(Stored data)
★ ★ ★

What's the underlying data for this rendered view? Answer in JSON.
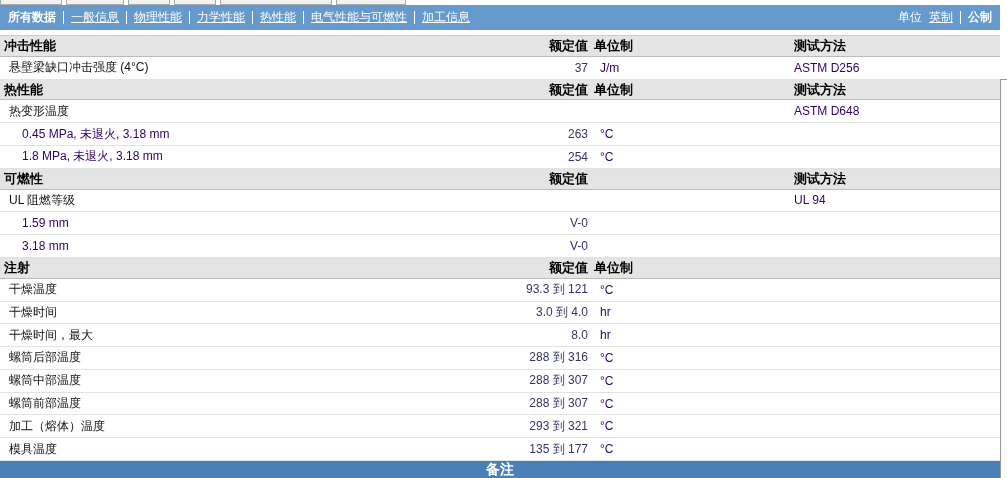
{
  "nav": {
    "items": [
      {
        "label": "所有数据",
        "selected": true
      },
      {
        "label": "一般信息",
        "selected": false
      },
      {
        "label": "物理性能",
        "selected": false
      },
      {
        "label": "力学性能",
        "selected": false
      },
      {
        "label": "热性能",
        "selected": false
      },
      {
        "label": "电气性能与可燃性",
        "selected": false
      },
      {
        "label": "加工信息",
        "selected": false
      }
    ],
    "units_label": "单位",
    "units": [
      {
        "label": "英制",
        "selected": false
      },
      {
        "label": "公制",
        "selected": true
      }
    ]
  },
  "sections": [
    {
      "title": "冲击性能",
      "value_header": "额定值",
      "unit_header": "单位制",
      "method_header": "测试方法",
      "rows": [
        {
          "name": "悬壁梁缺口冲击强度 (4°C)",
          "value": "37",
          "unit": "J/m",
          "method": "ASTM D256"
        }
      ]
    },
    {
      "title": "热性能",
      "value_header": "额定值",
      "unit_header": "单位制",
      "method_header": "测试方法",
      "rows": [
        {
          "name": "热变形温度",
          "method": "ASTM D648",
          "children": [
            {
              "name": "0.45 MPa, 未退火, 3.18 mm",
              "value": "263",
              "unit": "°C"
            },
            {
              "name": "1.8 MPa, 未退火, 3.18 mm",
              "value": "254",
              "unit": "°C"
            }
          ]
        }
      ]
    },
    {
      "title": "可燃性",
      "value_header": "额定值",
      "method_header": "测试方法",
      "rows": [
        {
          "name": "UL 阻燃等级",
          "method": "UL 94",
          "children": [
            {
              "name": "1.59 mm",
              "value": "V-0"
            },
            {
              "name": "3.18 mm",
              "value": "V-0"
            }
          ]
        }
      ]
    },
    {
      "title": "注射",
      "value_header": "额定值",
      "unit_header": "单位制",
      "rows": [
        {
          "name": "干燥温度",
          "value": "93.3 到  121",
          "unit": "°C"
        },
        {
          "name": "干燥时间",
          "value": "3.0 到  4.0",
          "unit": "hr"
        },
        {
          "name": "干燥时间，最大",
          "value": "8.0",
          "unit": "hr"
        },
        {
          "name": "螺筒后部温度",
          "value": "288 到  316",
          "unit": "°C"
        },
        {
          "name": "螺筒中部温度",
          "value": "288 到  307",
          "unit": "°C"
        },
        {
          "name": "螺筒前部温度",
          "value": "288 到  307",
          "unit": "°C"
        },
        {
          "name": "加工（熔体）温度",
          "value": "293 到  321",
          "unit": "°C"
        },
        {
          "name": "模具温度",
          "value": "135 到  177",
          "unit": "°C"
        }
      ]
    }
  ],
  "footer": {
    "title": "备注"
  }
}
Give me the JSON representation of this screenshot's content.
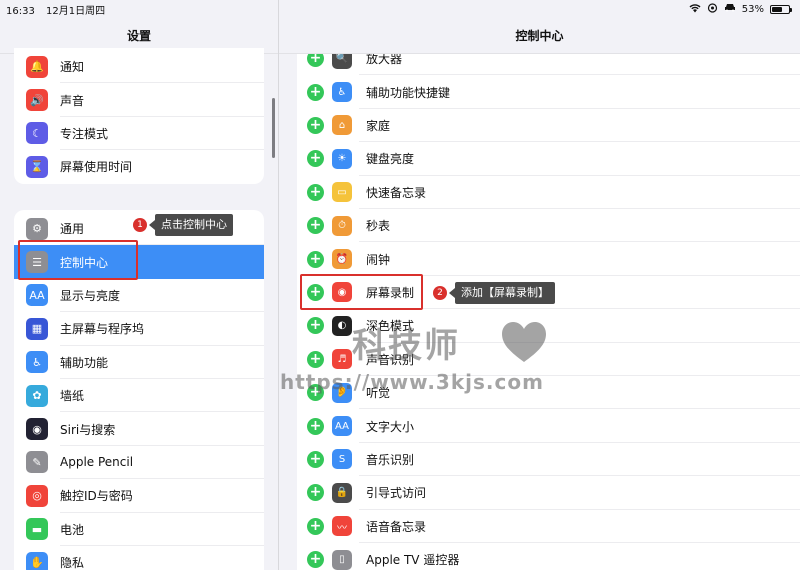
{
  "status_bar": {
    "time": "16:33",
    "date": "12月1日周四",
    "battery_percent": "53%",
    "battery_level": 0.53
  },
  "settings_pane": {
    "title": "设置",
    "group1": [
      {
        "label": "通知",
        "icon": "bell-icon",
        "color": "#f0443a",
        "glyph": "🔔"
      },
      {
        "label": "声音",
        "icon": "speaker-icon",
        "color": "#f0443a",
        "glyph": "🔊"
      },
      {
        "label": "专注模式",
        "icon": "moon-icon",
        "color": "#5e5ce6",
        "glyph": "☾"
      },
      {
        "label": "屏幕使用时间",
        "icon": "hourglass-icon",
        "color": "#5e5ce6",
        "glyph": "⌛"
      }
    ],
    "group2": [
      {
        "label": "通用",
        "icon": "gear-icon",
        "color": "#8e8e93",
        "glyph": "⚙"
      },
      {
        "label": "控制中心",
        "icon": "toggles-icon",
        "color": "#8e8e93",
        "glyph": "☰",
        "selected": true
      },
      {
        "label": "显示与亮度",
        "icon": "aa-icon",
        "color": "#3d8ef6",
        "glyph": "AA"
      },
      {
        "label": "主屏幕与程序坞",
        "icon": "grid-icon",
        "color": "#3856d6",
        "glyph": "▦"
      },
      {
        "label": "辅助功能",
        "icon": "accessibility-icon",
        "color": "#3d8ef6",
        "glyph": "♿"
      },
      {
        "label": "墙纸",
        "icon": "flower-icon",
        "color": "#36aadc",
        "glyph": "✿"
      },
      {
        "label": "Siri与搜索",
        "icon": "siri-icon",
        "color": "#222233",
        "glyph": "◉"
      },
      {
        "label": "Apple Pencil",
        "icon": "pencil-icon",
        "color": "#8e8e93",
        "glyph": "✎"
      },
      {
        "label": "触控ID与密码",
        "icon": "fingerprint-icon",
        "color": "#f0443a",
        "glyph": "◎"
      },
      {
        "label": "电池",
        "icon": "battery-icon",
        "color": "#34c759",
        "glyph": "▬"
      },
      {
        "label": "隐私",
        "icon": "hand-icon",
        "color": "#3d8ef6",
        "glyph": "✋"
      }
    ]
  },
  "control_center": {
    "title": "控制中心",
    "items": [
      {
        "label": "放大器",
        "icon": "magnifier-icon",
        "color": "#4b4b4b",
        "glyph": "🔍"
      },
      {
        "label": "辅助功能快捷键",
        "icon": "accessibility-icon",
        "color": "#3d8ef6",
        "glyph": "♿"
      },
      {
        "label": "家庭",
        "icon": "home-icon",
        "color": "#f09a37",
        "glyph": "⌂"
      },
      {
        "label": "键盘亮度",
        "icon": "keyboard-brightness-icon",
        "color": "#3d8ef6",
        "glyph": "☀"
      },
      {
        "label": "快速备忘录",
        "icon": "quick-note-icon",
        "color": "#f5c33b",
        "glyph": "▭"
      },
      {
        "label": "秒表",
        "icon": "stopwatch-icon",
        "color": "#f09a37",
        "glyph": "⏱"
      },
      {
        "label": "闹钟",
        "icon": "alarm-icon",
        "color": "#f09a37",
        "glyph": "⏰"
      },
      {
        "label": "屏幕录制",
        "icon": "screen-record-icon",
        "color": "#f0443a",
        "glyph": "◉"
      },
      {
        "label": "深色模式",
        "icon": "dark-mode-icon",
        "color": "#222222",
        "glyph": "◐"
      },
      {
        "label": "声音识别",
        "icon": "sound-recognition-icon",
        "color": "#f0443a",
        "glyph": "♬"
      },
      {
        "label": "听觉",
        "icon": "ear-icon",
        "color": "#3d8ef6",
        "glyph": "👂"
      },
      {
        "label": "文字大小",
        "icon": "text-size-icon",
        "color": "#3d8ef6",
        "glyph": "AA"
      },
      {
        "label": "音乐识别",
        "icon": "shazam-icon",
        "color": "#3d8ef6",
        "glyph": "S"
      },
      {
        "label": "引导式访问",
        "icon": "lock-icon",
        "color": "#4b4b4b",
        "glyph": "🔒"
      },
      {
        "label": "语音备忘录",
        "icon": "waveform-icon",
        "color": "#f0443a",
        "glyph": "〰"
      },
      {
        "label": "Apple TV 遥控器",
        "icon": "remote-icon",
        "color": "#8e8e93",
        "glyph": "▯"
      }
    ]
  },
  "annotations": {
    "step1_number": "1",
    "step1_text": "点击控制中心",
    "step2_number": "2",
    "step2_text": "添加【屏幕录制】"
  },
  "watermark": {
    "brand": "科技师",
    "url": "https://www.3kjs.com"
  }
}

★ ★ ★

- **Short problem**: Which lines in the records above contain the string "title"? Copy each one.

- **Result below**:
      "title": "冲击性能",
      "title": "热性能",
      "title": "可燃性",
      "title": "注射",
    "title": "备注"
    "title": "设置",
    "title": "控制中心",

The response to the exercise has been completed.